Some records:

begin

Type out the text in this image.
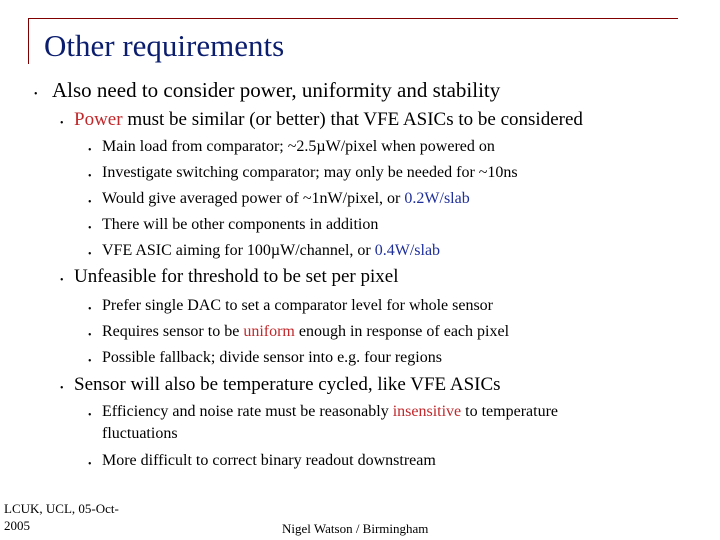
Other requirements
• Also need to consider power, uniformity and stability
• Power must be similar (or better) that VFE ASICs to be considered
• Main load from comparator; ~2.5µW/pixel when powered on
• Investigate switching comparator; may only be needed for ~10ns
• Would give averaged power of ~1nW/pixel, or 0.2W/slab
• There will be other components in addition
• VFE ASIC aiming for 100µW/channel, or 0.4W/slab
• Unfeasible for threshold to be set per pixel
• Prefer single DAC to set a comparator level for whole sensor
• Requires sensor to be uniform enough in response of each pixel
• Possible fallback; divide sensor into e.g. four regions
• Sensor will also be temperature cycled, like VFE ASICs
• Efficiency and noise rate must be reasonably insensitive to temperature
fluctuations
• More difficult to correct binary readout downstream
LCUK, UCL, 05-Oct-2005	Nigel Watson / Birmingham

end

- _REQUIRED WORK_
Go through the entries and return each line where the word "will" appears.

- _EXERCISE RESPONSE_
• There will be other components in addition
• Sensor will also be temperature cycled, like VFE ASICs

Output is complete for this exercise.